*Given problem*. Pull out every line with the word "Version".

--- Provided material ---

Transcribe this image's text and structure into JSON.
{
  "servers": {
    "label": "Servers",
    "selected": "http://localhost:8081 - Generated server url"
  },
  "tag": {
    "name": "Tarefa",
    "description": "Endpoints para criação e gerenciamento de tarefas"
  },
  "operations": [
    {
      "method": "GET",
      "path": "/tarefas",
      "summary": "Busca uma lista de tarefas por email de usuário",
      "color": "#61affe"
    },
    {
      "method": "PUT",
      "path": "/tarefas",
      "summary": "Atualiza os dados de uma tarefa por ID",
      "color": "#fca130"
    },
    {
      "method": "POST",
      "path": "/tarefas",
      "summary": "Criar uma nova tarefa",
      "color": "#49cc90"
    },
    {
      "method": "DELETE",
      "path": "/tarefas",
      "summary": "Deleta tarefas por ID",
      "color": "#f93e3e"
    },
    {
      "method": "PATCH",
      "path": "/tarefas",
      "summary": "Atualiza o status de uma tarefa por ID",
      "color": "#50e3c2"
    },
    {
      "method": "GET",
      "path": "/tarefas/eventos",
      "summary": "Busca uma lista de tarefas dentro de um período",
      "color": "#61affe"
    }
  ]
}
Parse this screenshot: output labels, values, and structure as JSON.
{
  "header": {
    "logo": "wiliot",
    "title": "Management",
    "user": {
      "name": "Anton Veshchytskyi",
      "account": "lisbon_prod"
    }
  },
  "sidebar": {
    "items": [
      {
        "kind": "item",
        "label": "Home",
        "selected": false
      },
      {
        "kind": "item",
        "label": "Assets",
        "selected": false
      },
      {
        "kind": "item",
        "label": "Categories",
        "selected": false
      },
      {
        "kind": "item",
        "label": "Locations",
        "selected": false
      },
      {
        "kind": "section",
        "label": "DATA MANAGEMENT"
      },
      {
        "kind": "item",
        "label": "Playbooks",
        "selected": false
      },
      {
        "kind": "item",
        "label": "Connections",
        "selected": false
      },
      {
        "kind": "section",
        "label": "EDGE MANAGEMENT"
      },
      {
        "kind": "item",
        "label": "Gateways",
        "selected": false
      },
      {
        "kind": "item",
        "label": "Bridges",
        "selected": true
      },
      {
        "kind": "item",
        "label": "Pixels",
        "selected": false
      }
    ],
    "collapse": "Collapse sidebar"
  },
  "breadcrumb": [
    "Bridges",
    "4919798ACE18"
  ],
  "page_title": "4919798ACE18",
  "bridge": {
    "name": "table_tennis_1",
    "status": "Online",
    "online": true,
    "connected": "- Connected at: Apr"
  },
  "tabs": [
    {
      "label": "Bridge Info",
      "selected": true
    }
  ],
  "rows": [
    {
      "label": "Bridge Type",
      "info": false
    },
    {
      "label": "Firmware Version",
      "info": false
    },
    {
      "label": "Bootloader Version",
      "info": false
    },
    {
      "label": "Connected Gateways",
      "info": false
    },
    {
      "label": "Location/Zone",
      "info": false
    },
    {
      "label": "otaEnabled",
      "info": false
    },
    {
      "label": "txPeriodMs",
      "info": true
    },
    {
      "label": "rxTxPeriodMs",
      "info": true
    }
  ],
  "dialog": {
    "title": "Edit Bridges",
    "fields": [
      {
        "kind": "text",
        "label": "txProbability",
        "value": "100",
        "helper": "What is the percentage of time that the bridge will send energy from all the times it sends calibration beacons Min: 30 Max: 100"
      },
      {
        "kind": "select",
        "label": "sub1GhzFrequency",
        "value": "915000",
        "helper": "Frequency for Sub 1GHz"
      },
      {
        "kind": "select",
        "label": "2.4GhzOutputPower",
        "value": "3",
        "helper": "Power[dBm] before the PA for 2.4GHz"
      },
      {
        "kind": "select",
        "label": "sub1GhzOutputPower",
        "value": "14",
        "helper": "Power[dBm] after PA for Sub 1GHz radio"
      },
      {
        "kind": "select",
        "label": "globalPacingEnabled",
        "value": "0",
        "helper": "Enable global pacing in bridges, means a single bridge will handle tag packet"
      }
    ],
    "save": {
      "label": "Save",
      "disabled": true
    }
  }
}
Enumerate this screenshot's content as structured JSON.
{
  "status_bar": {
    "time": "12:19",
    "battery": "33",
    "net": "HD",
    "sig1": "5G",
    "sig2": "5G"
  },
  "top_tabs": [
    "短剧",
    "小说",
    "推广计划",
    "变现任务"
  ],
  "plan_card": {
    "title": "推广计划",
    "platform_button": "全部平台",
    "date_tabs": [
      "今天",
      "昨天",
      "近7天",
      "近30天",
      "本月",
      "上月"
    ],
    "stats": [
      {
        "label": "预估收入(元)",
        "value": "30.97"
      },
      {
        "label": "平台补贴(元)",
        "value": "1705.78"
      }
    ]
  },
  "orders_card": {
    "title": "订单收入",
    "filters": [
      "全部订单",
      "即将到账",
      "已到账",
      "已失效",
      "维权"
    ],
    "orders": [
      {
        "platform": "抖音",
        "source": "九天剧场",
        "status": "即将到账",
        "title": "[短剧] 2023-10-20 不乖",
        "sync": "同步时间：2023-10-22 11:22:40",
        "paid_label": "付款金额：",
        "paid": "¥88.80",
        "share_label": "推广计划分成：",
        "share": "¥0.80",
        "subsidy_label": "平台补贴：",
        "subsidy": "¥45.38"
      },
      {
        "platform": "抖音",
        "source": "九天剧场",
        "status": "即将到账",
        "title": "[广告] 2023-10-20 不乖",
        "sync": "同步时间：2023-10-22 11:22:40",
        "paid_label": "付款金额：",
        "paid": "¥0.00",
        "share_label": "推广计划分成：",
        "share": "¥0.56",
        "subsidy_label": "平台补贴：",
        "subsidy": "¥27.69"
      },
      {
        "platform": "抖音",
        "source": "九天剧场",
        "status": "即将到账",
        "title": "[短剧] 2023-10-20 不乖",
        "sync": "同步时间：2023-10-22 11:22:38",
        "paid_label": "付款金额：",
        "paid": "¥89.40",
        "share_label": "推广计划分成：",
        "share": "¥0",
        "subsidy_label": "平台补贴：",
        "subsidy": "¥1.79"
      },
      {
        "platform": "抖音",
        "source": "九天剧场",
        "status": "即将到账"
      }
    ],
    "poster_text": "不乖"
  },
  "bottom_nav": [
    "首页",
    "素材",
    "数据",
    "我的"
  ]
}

---

*Full answer*.
      "label": "Firmware Version",
      "label": "Bootloader Version",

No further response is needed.